▶ **Record excerpts**:
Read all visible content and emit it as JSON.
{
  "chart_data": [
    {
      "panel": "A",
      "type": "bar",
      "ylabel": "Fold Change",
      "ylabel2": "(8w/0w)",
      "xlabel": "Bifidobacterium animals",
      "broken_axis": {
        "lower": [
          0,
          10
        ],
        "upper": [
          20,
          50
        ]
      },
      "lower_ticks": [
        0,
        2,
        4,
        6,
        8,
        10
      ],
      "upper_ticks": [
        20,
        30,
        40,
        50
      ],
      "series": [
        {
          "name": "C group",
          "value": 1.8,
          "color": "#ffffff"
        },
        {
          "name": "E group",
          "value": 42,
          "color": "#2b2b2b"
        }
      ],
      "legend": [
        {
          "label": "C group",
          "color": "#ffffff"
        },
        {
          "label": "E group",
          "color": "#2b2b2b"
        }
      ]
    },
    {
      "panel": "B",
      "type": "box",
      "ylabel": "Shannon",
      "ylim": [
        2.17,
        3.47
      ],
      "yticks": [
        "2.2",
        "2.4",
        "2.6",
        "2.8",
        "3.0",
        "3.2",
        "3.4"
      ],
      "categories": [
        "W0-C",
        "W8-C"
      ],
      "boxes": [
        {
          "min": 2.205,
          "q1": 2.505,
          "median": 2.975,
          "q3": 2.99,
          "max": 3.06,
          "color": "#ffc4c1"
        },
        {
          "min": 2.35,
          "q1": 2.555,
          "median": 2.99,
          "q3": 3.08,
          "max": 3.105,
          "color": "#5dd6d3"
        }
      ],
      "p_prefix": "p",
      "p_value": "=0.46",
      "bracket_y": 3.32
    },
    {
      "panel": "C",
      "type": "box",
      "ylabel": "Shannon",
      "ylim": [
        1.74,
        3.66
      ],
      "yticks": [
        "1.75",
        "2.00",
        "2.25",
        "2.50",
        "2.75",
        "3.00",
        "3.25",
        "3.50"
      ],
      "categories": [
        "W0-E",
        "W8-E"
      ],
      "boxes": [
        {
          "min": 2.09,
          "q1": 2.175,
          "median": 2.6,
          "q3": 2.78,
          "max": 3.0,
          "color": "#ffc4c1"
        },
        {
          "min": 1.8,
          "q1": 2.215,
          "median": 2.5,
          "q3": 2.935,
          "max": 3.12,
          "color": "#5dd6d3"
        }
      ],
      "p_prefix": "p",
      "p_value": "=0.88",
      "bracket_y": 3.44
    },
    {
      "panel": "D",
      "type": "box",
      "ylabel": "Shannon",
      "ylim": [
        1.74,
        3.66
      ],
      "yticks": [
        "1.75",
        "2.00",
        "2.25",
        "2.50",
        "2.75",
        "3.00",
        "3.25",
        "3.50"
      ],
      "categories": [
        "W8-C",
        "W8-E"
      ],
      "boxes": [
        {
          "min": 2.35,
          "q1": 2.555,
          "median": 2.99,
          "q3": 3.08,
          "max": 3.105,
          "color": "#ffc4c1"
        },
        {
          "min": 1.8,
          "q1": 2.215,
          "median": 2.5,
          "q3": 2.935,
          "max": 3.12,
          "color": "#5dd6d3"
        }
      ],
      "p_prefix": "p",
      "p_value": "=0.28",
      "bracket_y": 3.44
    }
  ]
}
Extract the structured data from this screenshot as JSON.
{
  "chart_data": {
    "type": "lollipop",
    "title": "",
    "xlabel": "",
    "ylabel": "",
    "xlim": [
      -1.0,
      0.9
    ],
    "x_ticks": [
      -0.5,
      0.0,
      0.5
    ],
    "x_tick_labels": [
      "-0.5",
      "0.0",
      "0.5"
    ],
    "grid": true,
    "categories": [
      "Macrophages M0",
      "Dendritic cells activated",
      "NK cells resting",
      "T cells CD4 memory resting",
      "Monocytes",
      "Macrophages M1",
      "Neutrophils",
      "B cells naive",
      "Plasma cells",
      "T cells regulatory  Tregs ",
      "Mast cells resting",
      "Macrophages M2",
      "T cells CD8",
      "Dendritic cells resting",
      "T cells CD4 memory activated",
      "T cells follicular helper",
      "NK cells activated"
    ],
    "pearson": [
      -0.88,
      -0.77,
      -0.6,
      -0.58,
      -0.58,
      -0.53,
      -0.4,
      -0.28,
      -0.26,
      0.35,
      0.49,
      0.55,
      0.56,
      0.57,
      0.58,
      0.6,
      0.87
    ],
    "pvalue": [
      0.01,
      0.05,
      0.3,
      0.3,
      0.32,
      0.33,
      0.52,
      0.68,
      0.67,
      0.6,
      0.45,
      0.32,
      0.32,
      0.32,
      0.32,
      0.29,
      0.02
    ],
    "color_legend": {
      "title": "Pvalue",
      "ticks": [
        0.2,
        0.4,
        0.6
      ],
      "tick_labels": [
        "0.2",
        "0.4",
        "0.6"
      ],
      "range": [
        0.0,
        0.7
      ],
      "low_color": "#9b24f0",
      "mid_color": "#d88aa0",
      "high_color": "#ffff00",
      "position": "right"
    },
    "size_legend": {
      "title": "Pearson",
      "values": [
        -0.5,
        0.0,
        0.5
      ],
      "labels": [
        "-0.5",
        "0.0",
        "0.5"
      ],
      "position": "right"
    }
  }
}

▶ **Directions for this task**: The records above must each be restated exactly as they stand.

▶ **Written response**:
Read all visible content and emit it as JSON.
{
  "chart_data": [
    {
      "panel": "A",
      "type": "bar",
      "ylabel": "Fold Change",
      "ylabel2": "(8w/0w)",
      "xlabel": "Bifidobacterium animals",
      "broken_axis": {
        "lower": [
          0,
          10
        ],
        "upper": [
          20,
          50
        ]
      },
      "lower_ticks": [
        0,
        2,
        4,
        6,
        8,
        10
      ],
      "upper_ticks": [
        20,
        30,
        40,
        50
      ],
      "series": [
        {
          "name": "C group",
          "value": 1.8,
          "color": "#ffffff"
        },
        {
          "name": "E group",
          "value": 42,
          "color": "#2b2b2b"
        }
      ],
      "legend": [
        {
          "label": "C group",
          "color": "#ffffff"
        },
        {
          "label": "E group",
          "color": "#2b2b2b"
        }
      ]
    },
    {
      "panel": "B",
      "type": "box",
      "ylabel": "Shannon",
      "ylim": [
        2.17,
        3.47
      ],
      "yticks": [
        "2.2",
        "2.4",
        "2.6",
        "2.8",
        "3.0",
        "3.2",
        "3.4"
      ],
      "categories": [
        "W0-C",
        "W8-C"
      ],
      "boxes": [
        {
          "min": 2.205,
          "q1": 2.505,
          "median": 2.975,
          "q3": 2.99,
          "max": 3.06,
          "color": "#ffc4c1"
        },
        {
          "min": 2.35,
          "q1": 2.555,
          "median": 2.99,
          "q3": 3.08,
          "max": 3.105,
          "color": "#5dd6d3"
        }
      ],
      "p_prefix": "p",
      "p_value": "=0.46",
      "bracket_y": 3.32
    },
    {
      "panel": "C",
      "type": "box",
      "ylabel": "Shannon",
      "ylim": [
        1.74,
        3.66
      ],
      "yticks": [
        "1.75",
        "2.00",
        "2.25",
        "2.50",
        "2.75",
        "3.00",
        "3.25",
        "3.50"
      ],
      "categories": [
        "W0-E",
        "W8-E"
      ],
      "boxes": [
        {
          "min": 2.09,
          "q1": 2.175,
          "median": 2.6,
          "q3": 2.78,
          "max": 3.0,
          "color": "#ffc4c1"
        },
        {
          "min": 1.8,
          "q1": 2.215,
          "median": 2.5,
          "q3": 2.935,
          "max": 3.12,
          "color": "#5dd6d3"
        }
      ],
      "p_prefix": "p",
      "p_value": "=0.88",
      "bracket_y": 3.44
    },
    {
      "panel": "D",
      "type": "box",
      "ylabel": "Shannon",
      "ylim": [
        1.74,
        3.66
      ],
      "yticks": [
        "1.75",
        "2.00",
        "2.25",
        "2.50",
        "2.75",
        "3.00",
        "3.25",
        "3.50"
      ],
      "categories": [
        "W8-C",
        "W8-E"
      ],
      "boxes": [
        {
          "min": 2.35,
          "q1": 2.555,
          "median": 2.99,
          "q3": 3.08,
          "max": 3.105,
          "color": "#ffc4c1"
        },
        {
          "min": 1.8,
          "q1": 2.215,
          "median": 2.5,
          "q3": 2.935,
          "max": 3.12,
          "color": "#5dd6d3"
        }
      ],
      "p_prefix": "p",
      "p_value": "=0.28",
      "bracket_y": 3.44
    }
  ]
}
Extract the structured data from this screenshot as JSON.
{
  "chart_data": {
    "type": "lollipop",
    "title": "",
    "xlabel": "",
    "ylabel": "",
    "xlim": [
      -1.0,
      0.9
    ],
    "x_ticks": [
      -0.5,
      0.0,
      0.5
    ],
    "x_tick_labels": [
      "-0.5",
      "0.0",
      "0.5"
    ],
    "grid": true,
    "categories": [
      "Macrophages M0",
      "Dendritic cells activated",
      "NK cells resting",
      "T cells CD4 memory resting",
      "Monocytes",
      "Macrophages M1",
      "Neutrophils",
      "B cells naive",
      "Plasma cells",
      "T cells regulatory  Tregs ",
      "Mast cells resting",
      "Macrophages M2",
      "T cells CD8",
      "Dendritic cells resting",
      "T cells CD4 memory activated",
      "T cells follicular helper",
      "NK cells activated"
    ],
    "pearson": [
      -0.88,
      -0.77,
      -0.6,
      -0.58,
      -0.58,
      -0.53,
      -0.4,
      -0.28,
      -0.26,
      0.35,
      0.49,
      0.55,
      0.56,
      0.57,
      0.58,
      0.6,
      0.87
    ],
    "pvalue": [
      0.01,
      0.05,
      0.3,
      0.3,
      0.32,
      0.33,
      0.52,
      0.68,
      0.67,
      0.6,
      0.45,
      0.32,
      0.32,
      0.32,
      0.32,
      0.29,
      0.02
    ],
    "color_legend": {
      "title": "Pvalue",
      "ticks": [
        0.2,
        0.4,
        0.6
      ],
      "tick_labels": [
        "0.2",
        "0.4",
        "0.6"
      ],
      "range": [
        0.0,
        0.7
      ],
      "low_color": "#9b24f0",
      "mid_color": "#d88aa0",
      "high_color": "#ffff00",
      "position": "right"
    },
    "size_legend": {
      "title": "Pearson",
      "values": [
        -0.5,
        0.0,
        0.5
      ],
      "labels": [
        "-0.5",
        "0.0",
        "0.5"
      ],
      "position": "right"
    }
  }
}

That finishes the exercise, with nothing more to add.